-- Aim of the task --
Copy every line that holds "Commission".

-----

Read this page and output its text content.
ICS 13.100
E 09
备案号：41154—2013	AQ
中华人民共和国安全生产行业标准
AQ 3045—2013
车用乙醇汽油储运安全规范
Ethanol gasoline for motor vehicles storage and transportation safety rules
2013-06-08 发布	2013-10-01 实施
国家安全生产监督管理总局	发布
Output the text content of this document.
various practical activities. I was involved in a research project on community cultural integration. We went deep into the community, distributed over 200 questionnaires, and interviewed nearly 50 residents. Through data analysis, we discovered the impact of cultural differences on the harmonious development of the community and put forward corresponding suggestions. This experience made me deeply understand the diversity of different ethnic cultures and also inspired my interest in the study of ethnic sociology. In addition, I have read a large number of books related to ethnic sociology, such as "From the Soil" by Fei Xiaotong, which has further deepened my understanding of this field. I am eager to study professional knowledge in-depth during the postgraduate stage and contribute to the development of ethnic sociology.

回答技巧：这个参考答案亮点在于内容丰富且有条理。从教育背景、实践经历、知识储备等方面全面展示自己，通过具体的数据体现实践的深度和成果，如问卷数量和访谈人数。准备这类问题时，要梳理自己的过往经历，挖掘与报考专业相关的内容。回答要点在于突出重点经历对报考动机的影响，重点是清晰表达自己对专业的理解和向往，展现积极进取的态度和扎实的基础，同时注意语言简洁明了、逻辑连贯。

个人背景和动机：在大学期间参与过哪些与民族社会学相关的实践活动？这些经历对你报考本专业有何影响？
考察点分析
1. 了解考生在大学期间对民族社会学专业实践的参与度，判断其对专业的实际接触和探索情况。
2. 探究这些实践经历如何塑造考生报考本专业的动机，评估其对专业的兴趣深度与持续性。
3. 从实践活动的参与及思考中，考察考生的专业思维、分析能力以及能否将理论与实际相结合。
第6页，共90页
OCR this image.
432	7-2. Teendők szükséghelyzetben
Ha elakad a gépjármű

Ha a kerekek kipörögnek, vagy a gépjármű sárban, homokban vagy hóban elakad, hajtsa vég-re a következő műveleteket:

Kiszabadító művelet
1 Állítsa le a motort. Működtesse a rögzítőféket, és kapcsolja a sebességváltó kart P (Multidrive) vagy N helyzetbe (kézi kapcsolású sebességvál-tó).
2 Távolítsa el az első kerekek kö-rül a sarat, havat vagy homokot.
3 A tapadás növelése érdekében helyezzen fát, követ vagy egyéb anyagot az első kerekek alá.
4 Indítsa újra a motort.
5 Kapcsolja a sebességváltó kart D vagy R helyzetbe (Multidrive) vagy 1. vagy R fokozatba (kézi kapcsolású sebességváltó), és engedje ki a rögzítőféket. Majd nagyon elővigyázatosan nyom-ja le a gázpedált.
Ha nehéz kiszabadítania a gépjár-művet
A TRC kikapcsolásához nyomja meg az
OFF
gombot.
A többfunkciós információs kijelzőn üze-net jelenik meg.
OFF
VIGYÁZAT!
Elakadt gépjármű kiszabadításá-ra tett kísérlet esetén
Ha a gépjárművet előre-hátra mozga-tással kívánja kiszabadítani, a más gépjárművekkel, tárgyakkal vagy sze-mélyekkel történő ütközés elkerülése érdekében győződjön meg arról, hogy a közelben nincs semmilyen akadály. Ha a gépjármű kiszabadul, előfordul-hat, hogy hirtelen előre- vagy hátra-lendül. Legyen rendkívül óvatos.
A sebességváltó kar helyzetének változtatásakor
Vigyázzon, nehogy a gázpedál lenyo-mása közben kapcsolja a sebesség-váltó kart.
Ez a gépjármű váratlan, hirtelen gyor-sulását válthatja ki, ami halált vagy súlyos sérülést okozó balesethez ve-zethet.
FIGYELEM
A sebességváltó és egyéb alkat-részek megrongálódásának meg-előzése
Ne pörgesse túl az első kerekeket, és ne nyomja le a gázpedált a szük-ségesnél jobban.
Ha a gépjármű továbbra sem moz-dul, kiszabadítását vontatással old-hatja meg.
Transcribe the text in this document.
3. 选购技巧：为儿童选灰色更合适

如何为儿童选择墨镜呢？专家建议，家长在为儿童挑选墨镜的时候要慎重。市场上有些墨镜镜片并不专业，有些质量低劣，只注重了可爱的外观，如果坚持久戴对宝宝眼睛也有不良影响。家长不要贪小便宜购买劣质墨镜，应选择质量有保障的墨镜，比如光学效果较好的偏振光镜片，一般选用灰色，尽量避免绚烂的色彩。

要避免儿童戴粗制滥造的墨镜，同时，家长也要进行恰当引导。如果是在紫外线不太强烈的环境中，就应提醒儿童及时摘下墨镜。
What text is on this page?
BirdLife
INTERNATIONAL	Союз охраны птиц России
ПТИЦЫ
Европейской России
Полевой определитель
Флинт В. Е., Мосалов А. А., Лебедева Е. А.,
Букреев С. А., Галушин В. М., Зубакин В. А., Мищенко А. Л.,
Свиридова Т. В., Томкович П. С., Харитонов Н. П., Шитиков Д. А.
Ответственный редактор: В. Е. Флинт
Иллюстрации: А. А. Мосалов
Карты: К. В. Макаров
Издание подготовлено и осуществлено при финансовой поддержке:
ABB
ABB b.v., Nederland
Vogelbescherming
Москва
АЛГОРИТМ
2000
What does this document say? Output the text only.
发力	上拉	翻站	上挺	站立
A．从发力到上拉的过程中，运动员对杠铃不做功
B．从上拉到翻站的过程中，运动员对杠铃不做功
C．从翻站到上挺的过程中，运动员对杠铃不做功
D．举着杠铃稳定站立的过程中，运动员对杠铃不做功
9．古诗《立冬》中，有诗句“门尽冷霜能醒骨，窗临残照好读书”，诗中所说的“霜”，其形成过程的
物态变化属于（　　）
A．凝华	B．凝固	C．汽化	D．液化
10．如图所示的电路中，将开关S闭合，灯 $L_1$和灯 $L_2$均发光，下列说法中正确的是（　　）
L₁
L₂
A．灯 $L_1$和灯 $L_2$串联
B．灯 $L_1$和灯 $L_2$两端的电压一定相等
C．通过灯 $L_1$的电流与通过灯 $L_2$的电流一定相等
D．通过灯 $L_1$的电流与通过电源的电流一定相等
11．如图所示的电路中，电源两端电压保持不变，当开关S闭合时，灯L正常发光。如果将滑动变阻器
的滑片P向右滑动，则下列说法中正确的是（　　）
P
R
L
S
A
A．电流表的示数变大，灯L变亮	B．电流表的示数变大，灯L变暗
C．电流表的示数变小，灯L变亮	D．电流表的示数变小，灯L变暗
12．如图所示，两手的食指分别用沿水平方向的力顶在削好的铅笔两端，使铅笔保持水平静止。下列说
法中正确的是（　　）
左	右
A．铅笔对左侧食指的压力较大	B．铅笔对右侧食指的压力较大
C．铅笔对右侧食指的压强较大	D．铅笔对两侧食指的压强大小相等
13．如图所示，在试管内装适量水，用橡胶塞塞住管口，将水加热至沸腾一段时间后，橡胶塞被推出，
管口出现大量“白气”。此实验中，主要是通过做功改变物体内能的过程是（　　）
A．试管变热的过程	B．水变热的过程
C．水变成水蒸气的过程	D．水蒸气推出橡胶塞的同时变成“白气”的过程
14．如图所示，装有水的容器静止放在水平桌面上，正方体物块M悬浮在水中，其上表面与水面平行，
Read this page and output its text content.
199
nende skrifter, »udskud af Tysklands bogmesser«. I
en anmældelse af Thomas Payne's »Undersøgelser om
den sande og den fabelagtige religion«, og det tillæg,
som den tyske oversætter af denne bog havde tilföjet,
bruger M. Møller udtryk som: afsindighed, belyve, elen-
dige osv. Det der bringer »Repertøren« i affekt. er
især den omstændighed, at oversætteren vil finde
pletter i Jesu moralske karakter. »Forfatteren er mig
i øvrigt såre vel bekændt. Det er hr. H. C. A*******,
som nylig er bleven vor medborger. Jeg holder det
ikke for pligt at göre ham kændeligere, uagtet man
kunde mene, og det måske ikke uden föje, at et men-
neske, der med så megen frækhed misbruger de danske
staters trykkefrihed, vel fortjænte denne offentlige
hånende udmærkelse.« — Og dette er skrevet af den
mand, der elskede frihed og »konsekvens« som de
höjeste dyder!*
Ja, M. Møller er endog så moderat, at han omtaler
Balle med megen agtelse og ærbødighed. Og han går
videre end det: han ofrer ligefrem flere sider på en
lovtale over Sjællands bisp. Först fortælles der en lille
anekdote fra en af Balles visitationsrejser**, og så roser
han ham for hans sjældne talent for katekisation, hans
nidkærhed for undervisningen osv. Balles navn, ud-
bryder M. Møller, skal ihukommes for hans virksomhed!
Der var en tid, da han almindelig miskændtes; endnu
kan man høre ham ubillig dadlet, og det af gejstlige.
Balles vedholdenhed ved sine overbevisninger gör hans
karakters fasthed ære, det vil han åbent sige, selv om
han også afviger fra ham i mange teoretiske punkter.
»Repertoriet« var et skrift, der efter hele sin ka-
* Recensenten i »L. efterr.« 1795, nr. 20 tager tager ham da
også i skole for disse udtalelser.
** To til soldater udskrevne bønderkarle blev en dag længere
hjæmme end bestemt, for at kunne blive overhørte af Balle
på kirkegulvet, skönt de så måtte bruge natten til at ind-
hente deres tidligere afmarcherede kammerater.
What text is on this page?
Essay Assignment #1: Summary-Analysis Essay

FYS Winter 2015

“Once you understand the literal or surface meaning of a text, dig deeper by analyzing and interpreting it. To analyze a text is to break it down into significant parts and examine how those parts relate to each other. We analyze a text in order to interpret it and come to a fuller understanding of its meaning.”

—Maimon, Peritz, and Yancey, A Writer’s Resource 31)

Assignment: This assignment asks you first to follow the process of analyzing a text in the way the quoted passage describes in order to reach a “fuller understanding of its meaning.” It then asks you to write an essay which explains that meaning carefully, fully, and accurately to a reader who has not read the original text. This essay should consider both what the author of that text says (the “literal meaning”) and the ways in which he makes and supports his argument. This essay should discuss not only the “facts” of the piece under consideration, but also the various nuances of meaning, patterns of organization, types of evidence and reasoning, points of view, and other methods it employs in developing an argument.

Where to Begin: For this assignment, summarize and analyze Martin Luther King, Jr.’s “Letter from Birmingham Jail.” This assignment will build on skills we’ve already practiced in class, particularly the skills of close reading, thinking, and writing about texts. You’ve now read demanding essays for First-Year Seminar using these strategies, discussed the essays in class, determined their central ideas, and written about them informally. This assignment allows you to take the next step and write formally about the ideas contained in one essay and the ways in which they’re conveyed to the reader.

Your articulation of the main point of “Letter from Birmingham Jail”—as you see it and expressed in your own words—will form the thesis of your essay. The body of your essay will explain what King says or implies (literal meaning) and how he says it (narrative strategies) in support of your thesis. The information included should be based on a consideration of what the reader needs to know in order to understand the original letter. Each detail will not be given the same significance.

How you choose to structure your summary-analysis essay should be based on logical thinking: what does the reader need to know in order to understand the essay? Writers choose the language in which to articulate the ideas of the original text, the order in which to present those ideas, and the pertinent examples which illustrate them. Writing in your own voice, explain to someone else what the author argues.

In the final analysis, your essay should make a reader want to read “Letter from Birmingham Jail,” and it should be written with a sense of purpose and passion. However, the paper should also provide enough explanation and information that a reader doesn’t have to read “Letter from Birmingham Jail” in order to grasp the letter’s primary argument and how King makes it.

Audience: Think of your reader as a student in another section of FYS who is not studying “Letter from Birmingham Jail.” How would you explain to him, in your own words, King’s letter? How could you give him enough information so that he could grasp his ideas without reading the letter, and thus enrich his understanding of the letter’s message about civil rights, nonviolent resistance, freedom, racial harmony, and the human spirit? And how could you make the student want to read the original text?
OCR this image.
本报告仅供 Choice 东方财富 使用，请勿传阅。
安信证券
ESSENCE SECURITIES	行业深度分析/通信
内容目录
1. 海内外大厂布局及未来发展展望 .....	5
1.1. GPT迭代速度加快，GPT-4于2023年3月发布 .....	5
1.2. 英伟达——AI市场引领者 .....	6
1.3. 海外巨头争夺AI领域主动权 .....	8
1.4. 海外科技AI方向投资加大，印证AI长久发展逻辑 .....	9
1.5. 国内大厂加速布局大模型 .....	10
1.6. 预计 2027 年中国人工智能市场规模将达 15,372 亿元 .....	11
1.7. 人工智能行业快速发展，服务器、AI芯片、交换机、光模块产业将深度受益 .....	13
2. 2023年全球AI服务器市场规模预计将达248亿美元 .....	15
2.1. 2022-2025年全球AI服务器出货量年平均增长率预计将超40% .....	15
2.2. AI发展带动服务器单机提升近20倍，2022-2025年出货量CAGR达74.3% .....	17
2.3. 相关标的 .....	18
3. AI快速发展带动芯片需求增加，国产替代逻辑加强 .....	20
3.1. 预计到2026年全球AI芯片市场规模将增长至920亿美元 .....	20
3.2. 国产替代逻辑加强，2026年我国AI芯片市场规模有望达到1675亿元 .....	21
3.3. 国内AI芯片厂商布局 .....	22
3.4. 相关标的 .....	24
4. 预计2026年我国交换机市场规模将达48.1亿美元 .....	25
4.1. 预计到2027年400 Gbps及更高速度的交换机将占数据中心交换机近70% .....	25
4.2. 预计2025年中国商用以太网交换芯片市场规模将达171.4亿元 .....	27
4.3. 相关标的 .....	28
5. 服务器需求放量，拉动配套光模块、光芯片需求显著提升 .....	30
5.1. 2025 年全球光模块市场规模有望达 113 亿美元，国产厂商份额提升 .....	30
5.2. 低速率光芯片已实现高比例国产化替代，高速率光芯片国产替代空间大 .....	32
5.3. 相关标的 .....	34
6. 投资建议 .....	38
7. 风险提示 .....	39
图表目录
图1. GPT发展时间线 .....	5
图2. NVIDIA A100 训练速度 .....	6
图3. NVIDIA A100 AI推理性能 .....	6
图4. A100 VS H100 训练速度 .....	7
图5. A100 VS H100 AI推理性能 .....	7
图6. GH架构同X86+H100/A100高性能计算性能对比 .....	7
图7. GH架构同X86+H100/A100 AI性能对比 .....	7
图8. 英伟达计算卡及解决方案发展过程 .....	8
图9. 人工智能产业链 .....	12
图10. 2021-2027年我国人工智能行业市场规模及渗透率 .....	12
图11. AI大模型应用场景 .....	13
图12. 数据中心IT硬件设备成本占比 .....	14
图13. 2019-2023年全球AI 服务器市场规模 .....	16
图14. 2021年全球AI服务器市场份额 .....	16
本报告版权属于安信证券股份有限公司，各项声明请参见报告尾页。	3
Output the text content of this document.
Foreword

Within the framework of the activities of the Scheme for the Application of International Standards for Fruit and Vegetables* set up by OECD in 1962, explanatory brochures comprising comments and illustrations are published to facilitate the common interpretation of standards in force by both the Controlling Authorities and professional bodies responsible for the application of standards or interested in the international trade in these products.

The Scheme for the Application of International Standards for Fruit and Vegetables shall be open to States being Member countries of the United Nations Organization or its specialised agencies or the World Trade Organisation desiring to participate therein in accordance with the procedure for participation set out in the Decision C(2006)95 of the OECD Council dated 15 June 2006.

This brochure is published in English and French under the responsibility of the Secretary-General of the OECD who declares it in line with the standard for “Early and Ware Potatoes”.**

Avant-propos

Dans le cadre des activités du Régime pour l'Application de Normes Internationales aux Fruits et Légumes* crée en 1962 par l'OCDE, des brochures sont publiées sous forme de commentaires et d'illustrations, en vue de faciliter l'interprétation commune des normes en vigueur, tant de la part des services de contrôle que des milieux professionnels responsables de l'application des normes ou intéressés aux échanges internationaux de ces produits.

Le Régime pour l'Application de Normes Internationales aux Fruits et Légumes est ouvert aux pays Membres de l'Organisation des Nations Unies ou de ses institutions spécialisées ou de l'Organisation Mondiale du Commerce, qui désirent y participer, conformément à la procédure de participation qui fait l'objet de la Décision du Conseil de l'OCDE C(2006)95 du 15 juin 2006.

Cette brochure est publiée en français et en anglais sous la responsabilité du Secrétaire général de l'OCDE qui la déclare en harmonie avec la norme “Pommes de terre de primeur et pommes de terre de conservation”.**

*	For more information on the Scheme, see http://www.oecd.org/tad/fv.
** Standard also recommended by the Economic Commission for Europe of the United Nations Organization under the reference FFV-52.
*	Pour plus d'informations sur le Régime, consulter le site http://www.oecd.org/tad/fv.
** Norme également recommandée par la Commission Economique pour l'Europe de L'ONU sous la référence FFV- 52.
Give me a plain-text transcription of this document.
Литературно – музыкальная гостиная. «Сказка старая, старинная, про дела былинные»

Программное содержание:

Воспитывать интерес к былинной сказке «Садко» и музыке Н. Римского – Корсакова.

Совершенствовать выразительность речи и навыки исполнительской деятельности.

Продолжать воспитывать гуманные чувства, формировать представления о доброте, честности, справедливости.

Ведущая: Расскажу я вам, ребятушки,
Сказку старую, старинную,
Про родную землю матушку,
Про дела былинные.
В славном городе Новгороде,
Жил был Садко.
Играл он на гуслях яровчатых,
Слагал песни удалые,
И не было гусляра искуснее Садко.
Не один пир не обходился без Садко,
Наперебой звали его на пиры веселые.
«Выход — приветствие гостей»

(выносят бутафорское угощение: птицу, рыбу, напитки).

-----

-- Solution to the problem --
** Standard also recommended by the Economic Commission for Europe of the United Nations Organization under the reference FFV-52.
** Norme également recommandée par la Commission Economique pour l'Europe de L'ONU sous la référence FFV- 52.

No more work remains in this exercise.